* Objective
Read the material below and tally how many lines hold the word "this", giving the number and nothing else.

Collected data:
.....

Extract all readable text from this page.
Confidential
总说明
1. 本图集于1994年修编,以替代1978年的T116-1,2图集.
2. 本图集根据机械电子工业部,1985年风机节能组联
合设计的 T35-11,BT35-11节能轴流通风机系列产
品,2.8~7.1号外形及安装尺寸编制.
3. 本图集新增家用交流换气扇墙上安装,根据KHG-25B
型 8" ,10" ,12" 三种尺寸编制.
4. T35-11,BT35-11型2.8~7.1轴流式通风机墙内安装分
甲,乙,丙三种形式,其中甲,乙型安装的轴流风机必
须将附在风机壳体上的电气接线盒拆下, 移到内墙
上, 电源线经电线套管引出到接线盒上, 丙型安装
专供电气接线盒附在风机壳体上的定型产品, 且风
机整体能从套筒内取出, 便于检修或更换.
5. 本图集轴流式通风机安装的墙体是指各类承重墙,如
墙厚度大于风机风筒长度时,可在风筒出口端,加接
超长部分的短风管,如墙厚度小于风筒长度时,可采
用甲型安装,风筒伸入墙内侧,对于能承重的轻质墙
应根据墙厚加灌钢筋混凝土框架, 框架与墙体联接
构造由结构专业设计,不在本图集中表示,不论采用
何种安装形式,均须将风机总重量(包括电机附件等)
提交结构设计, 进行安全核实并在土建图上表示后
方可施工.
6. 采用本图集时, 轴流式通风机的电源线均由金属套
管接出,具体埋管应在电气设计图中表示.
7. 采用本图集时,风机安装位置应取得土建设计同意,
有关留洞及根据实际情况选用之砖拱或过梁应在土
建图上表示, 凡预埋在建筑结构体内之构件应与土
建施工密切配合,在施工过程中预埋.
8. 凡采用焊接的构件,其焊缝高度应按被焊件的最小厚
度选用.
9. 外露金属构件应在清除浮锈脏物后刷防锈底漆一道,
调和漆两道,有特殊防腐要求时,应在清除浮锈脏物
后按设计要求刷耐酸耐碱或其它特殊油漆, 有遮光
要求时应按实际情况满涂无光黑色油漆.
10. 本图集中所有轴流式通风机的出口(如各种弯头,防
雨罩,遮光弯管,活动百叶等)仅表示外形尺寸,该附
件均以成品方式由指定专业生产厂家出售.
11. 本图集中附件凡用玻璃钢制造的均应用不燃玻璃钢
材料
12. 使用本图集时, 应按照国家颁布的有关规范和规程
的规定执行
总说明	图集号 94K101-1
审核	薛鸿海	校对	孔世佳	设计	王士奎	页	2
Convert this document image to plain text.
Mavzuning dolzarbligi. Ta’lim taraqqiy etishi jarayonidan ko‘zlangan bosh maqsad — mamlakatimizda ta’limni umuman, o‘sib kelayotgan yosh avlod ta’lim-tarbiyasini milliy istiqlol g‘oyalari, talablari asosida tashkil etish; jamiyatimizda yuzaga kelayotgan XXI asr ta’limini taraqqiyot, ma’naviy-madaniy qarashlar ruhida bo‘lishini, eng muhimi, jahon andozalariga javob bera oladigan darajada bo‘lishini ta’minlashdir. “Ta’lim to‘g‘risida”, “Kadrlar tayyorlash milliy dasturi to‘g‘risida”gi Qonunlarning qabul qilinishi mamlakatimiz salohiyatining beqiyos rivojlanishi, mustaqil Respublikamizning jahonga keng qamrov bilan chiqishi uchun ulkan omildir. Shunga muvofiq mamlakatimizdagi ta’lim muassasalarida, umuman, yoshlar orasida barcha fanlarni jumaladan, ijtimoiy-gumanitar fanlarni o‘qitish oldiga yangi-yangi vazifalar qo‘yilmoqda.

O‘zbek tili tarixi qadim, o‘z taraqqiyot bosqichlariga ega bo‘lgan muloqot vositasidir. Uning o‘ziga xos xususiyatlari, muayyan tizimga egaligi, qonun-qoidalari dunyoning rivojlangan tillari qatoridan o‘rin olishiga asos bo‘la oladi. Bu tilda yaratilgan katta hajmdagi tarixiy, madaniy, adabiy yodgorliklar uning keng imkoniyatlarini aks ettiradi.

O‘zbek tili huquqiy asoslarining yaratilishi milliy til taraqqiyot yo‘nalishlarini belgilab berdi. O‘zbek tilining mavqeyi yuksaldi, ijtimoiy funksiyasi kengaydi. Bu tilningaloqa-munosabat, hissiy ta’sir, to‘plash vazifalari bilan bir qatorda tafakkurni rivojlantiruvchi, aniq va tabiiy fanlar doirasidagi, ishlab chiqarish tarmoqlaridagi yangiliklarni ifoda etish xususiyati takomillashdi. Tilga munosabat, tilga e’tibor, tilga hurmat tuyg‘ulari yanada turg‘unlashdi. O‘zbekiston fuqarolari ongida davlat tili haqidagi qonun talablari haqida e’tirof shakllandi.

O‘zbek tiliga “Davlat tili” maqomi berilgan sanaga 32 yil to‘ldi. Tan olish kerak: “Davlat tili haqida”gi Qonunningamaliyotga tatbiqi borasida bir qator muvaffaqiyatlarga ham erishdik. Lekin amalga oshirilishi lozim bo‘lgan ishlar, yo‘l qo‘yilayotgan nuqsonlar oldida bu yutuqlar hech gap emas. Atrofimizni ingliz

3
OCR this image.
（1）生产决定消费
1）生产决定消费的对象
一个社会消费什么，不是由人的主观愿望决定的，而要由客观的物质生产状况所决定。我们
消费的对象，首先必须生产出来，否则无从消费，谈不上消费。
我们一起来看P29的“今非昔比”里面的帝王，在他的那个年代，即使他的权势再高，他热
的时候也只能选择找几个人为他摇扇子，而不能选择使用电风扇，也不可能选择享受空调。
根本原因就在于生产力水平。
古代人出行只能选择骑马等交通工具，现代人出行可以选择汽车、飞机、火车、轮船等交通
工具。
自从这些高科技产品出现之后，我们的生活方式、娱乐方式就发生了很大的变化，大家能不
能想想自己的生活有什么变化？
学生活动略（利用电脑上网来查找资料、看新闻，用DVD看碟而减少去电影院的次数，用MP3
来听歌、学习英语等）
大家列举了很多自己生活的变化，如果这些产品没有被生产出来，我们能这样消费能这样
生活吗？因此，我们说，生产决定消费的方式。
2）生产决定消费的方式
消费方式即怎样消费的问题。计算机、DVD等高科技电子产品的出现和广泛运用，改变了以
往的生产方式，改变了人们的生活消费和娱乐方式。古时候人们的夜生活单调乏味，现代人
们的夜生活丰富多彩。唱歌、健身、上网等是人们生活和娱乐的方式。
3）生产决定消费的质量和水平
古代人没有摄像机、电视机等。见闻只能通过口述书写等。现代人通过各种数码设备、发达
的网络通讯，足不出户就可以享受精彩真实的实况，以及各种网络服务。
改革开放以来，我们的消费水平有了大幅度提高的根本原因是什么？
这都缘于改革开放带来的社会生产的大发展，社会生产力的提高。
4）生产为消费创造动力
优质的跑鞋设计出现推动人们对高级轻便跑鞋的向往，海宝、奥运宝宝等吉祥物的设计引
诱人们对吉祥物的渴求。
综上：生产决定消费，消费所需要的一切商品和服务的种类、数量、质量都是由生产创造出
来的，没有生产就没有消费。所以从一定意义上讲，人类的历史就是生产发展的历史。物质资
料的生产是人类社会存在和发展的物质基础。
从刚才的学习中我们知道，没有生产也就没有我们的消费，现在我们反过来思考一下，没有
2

.....

* Answer to the task
3